MATERIAL SUPPLIED:

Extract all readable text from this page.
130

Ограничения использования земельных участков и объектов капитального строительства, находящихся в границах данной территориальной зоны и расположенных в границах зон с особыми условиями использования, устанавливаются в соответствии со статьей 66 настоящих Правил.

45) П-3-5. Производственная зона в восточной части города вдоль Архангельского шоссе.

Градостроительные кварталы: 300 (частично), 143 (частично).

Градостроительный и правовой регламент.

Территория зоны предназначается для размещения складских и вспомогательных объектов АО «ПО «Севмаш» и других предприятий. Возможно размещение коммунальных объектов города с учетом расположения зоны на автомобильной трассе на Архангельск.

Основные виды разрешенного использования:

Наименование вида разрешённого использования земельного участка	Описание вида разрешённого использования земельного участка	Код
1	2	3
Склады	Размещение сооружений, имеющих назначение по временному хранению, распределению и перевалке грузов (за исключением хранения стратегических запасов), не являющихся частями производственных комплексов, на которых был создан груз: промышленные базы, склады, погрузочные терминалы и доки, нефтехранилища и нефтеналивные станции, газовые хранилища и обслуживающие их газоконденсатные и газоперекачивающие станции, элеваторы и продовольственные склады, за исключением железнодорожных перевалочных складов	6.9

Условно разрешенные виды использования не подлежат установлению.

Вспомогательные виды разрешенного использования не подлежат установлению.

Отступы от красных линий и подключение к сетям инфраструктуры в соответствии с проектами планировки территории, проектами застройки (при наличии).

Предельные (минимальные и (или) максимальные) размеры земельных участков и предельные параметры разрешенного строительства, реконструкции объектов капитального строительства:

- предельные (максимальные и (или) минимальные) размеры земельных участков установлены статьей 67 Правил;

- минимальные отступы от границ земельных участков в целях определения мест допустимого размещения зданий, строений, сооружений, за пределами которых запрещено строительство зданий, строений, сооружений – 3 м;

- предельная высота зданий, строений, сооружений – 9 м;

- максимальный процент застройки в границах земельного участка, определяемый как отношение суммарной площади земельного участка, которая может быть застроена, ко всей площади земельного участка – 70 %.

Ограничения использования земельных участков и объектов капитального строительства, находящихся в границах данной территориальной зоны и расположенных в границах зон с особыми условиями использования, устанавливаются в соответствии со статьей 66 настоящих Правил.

DESCRIPTION OF THE TASK: Check each line above for "максимальные" and return the ones that have it.

SOLUTION FOR THIS EXERCISE:
Предельные (минимальные и (или) максимальные) размеры земельных участков и предельные параметры разрешенного строительства, реконструкции объектов капитального строительства:
- предельные (максимальные и (или) минимальные) размеры земельных участков установлены статьей 67 Правил;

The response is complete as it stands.